- ESTRATTO SCELTO
┌──
In letteratura si parla di indirect intervention quando lo specialista non lavora “faccia a faccia” con l’atleta ma affida al coach (o ad altre figure chiave) il compito di applicare tecniche di regolazione emotiva, comunicazione motivante e gestione dello stress. È un’idea meno nuova di quanto sembri: già prima del 2020 diversi studi avevano sperimentato l’utilizzo di protocolli Mindfulness-Acceptance-Commitment (MAC) consegnati allo staff tecnico. Un recente caso applicativo ha mostrato che, dopo otto incontri formativi con il coach, gli atleti hanno registrato miglioramenti significativi in consapevolezza attentiva e gestione dell’ansia pre-gara, senza mai incontrare lo psicologo. Ancora più eloquente una rassegna del 2023 che colloca proprio le azioni indirette (coach, genitori e dirigenti) in cima alla classifica delle strategie più efficaci per coniugare prestazione, benessere e sviluppo a lungo termine.
Il motivo è intuitivo: il coach è presente ogni giorno, gode di fiducia, osserva situazioni reali e può intervenire sul momento. In pratica diventa un “amplificatore” del lavoro psicologico.
Quando lo psicologo lavora direttamente con gli atleti, il focus è sulle abilità o sul benessere individuale (goal setting, imagery, self-talk). Con gli allenatori il registro cambia:
- Formazione da adult learner – incontri brevi, esempi concreti, riflessione guidata.
- Cicli osserva-sperimenta-rifletti in palestra o a bordo campo.
- Supervisione continuativa per prevenire il “ritorno alle vecchie abitudini”.
└──
- RIGHE ARCHIVIATE
┌──
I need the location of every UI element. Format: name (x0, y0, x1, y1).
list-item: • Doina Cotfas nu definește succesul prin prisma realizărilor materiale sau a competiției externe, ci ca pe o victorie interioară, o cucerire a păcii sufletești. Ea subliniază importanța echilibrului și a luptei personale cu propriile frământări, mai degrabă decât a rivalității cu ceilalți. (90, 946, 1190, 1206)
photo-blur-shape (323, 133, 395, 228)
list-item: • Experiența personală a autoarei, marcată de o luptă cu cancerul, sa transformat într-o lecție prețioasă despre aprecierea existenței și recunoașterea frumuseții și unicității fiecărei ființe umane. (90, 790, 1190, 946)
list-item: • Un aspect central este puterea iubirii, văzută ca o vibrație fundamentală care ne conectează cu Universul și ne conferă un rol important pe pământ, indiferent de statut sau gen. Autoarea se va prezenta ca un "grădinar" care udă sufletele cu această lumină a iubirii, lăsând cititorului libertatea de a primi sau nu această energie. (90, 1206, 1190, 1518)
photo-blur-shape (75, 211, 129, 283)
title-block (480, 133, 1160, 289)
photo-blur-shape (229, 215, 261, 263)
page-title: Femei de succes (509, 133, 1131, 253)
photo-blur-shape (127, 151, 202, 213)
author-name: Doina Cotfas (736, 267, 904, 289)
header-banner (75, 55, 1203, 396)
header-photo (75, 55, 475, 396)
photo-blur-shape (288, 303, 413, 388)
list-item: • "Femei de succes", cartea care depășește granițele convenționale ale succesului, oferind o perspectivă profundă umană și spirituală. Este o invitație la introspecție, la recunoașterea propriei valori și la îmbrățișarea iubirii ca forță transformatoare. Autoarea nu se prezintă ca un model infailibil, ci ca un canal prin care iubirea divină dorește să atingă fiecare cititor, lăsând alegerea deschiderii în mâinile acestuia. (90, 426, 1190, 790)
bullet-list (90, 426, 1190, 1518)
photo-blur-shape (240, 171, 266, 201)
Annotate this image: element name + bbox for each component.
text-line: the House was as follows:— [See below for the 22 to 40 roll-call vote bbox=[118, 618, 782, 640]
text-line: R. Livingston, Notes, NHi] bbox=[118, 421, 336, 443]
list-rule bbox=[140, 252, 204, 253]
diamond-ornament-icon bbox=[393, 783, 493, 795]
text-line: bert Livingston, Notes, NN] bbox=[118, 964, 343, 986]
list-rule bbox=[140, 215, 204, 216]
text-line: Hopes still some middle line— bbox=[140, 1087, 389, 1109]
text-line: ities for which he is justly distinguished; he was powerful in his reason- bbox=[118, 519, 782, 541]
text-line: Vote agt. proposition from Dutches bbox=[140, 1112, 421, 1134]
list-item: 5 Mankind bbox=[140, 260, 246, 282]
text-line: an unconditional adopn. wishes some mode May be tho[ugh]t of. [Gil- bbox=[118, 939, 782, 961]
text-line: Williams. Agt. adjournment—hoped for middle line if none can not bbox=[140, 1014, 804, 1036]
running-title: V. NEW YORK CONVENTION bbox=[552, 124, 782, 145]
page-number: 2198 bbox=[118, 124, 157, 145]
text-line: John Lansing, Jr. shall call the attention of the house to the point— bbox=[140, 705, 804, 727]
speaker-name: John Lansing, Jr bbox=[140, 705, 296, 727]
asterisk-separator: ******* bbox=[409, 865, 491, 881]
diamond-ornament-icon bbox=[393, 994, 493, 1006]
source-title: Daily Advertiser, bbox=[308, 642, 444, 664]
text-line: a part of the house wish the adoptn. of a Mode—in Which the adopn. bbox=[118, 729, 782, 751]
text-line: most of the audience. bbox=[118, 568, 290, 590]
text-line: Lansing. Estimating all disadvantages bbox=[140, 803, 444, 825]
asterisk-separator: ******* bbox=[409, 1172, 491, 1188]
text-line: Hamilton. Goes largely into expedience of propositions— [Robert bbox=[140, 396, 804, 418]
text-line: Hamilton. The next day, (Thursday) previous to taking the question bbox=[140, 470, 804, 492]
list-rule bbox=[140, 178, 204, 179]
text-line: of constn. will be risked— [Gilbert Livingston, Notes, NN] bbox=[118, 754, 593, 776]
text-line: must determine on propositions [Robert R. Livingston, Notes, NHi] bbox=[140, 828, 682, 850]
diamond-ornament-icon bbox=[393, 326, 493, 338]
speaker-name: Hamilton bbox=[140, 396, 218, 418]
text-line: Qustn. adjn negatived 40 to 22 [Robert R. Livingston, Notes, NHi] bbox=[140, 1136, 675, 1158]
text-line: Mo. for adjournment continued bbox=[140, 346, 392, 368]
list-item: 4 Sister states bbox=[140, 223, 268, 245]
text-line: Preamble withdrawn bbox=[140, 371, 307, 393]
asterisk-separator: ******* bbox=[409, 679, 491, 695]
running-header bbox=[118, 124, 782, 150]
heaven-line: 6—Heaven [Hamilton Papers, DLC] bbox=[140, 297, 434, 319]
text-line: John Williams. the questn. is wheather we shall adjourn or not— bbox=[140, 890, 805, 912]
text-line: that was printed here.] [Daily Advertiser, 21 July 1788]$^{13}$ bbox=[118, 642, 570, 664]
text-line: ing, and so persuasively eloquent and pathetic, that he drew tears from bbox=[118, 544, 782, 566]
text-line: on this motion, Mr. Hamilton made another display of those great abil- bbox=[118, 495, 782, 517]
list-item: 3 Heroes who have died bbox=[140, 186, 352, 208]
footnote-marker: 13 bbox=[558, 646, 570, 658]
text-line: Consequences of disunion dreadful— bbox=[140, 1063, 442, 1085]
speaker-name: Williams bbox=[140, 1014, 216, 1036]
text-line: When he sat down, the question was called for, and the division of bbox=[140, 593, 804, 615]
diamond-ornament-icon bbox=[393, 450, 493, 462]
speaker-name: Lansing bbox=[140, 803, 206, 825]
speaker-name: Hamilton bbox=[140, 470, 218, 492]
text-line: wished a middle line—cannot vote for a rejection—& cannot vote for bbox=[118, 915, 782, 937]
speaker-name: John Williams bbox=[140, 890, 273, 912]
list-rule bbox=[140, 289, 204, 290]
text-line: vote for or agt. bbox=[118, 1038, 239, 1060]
└──
- DA FARE
(a) Rispondi a queste domande sul testo sull'intervento indiretto:
(i) Quanti incontri formativi con il coach prevedeva il recente caso applicativo?
(ii) Di che anno è la rassegna che mette le azioni indirette in cima alla classifica delle strategie più efficaci?
(iii) Che cosa diventa in pratica il coach rispetto al lavoro psicologico?
(b) Estendi il testo sull'intervento indiretto, cominciando subito dopo l'ultima voce dell'elenco.

- ESITI DELL'ESERCIZIO
(a)
(i) Otto.
(ii) Del 2023.
(iii) Un "amplificatore" del lavoro psicologico.

(b)
Il costrutto che fa da bussola è la coaching efficacy, cioè la percezione del coach di poter incidere su apprendimento, performance e crescita personale degli atleti. La validazione più recente del Coach Self-Efficacy for Body Image Scale (CSEBIS) ha allargato il concetto includendo la tutela dell’immagine corporea, con ottimi indici di affidabilità su campioni statunitensi. Non è solo teoria: studi longitudinali mostrano che la self-efficacy del coach predice soddisfazione e coinvolgimento dell’atleta più della competenza tecnica “misurata” con test di abilità.
Per portare quel senso di efficacia nella pratica quotidiana si usano strumenti agili:
- Video-modelling di colloqui post-gara.
- Checklist comportamentali derivate dal Coach Behavior in Sport Questionnaire.
- Micro-booster durante la stagione (15 minuti online) per rinforzare le competenze.
Allenatori, genitori e compagni tessono insieme il clima in cui l’atleta si allena. Quando il coach crea un ambiente orientato al mastery – attenzione al processo, feedback informativi, spazio all’errore – scendono ansia e burnout, salgono divertimento e resilienza. Una meta-analisi del 2024 quantifica il legame fra clima task-oriented e benessere edonico: correlazioni medio-alte su campioni giovanili e adulti.
Il ruolo dei genitori non è scontato: una review del 2023 conferma che il supporto autonomo materno-paterno potenzia la percezione di competenza e il valore attribuito allo sport, mentre pressioni centrate sul risultato la indeboliscono. Ancora più chiaro un lavoro (2025) sul nuoto giovanile australiano: i ragazzi che percepivano un clima mastery creato dal coach mostravano tassi di dropout inferiori indipendentemente dal talento e dal numero di ore di allenamento.
In pratica:
- Coach → cura il feedback (“cosa hai imparato?” più che “hai vinto?”), modella i comportamenti del gruppo, stabilisce rituali identitari.
- Genitori → normalizzano emozioni da bordo campo, sostengono obiettivi di lungo periodo, coordinano logistica e recupero.
Workshop congiunti coach-genitori riducono conflitti percepiti dagli atleti e creano un messaggio motivazionale univoco: impegno, autonomia, processo prima del risultato.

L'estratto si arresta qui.